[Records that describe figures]

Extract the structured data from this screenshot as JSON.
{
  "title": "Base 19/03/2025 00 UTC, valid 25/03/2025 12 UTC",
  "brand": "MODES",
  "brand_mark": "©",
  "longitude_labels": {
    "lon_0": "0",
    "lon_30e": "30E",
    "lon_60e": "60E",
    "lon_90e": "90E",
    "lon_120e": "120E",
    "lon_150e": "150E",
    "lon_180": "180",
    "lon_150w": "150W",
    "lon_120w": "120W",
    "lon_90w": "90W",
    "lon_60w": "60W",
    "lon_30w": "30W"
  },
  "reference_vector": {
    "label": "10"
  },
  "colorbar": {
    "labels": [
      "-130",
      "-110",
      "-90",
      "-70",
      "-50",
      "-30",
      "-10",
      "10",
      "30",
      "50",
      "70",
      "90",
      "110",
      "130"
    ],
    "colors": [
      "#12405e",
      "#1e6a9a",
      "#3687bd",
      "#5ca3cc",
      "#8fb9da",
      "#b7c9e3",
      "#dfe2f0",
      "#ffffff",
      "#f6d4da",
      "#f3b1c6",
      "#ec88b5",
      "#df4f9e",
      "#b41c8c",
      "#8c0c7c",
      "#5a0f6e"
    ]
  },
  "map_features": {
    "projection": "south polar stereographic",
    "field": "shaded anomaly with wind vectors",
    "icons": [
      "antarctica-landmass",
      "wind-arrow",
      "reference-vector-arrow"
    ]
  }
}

- [Problem to work on] Repeat each of the entries above precisely as given.

- [Full output]
Extract the structured data from this screenshot as JSON.
{
  "title": "Base 19/03/2025 00 UTC, valid 25/03/2025 12 UTC",
  "brand": "MODES",
  "brand_mark": "©",
  "longitude_labels": {
    "lon_0": "0",
    "lon_30e": "30E",
    "lon_60e": "60E",
    "lon_90e": "90E",
    "lon_120e": "120E",
    "lon_150e": "150E",
    "lon_180": "180",
    "lon_150w": "150W",
    "lon_120w": "120W",
    "lon_90w": "90W",
    "lon_60w": "60W",
    "lon_30w": "30W"
  },
  "reference_vector": {
    "label": "10"
  },
  "colorbar": {
    "labels": [
      "-130",
      "-110",
      "-90",
      "-70",
      "-50",
      "-30",
      "-10",
      "10",
      "30",
      "50",
      "70",
      "90",
      "110",
      "130"
    ],
    "colors": [
      "#12405e",
      "#1e6a9a",
      "#3687bd",
      "#5ca3cc",
      "#8fb9da",
      "#b7c9e3",
      "#dfe2f0",
      "#ffffff",
      "#f6d4da",
      "#f3b1c6",
      "#ec88b5",
      "#df4f9e",
      "#b41c8c",
      "#8c0c7c",
      "#5a0f6e"
    ]
  },
  "map_features": {
    "projection": "south polar stereographic",
    "field": "shaded anomaly with wind vectors",
    "icons": [
      "antarctica-landmass",
      "wind-arrow",
      "reference-vector-arrow"
    ]
  }
}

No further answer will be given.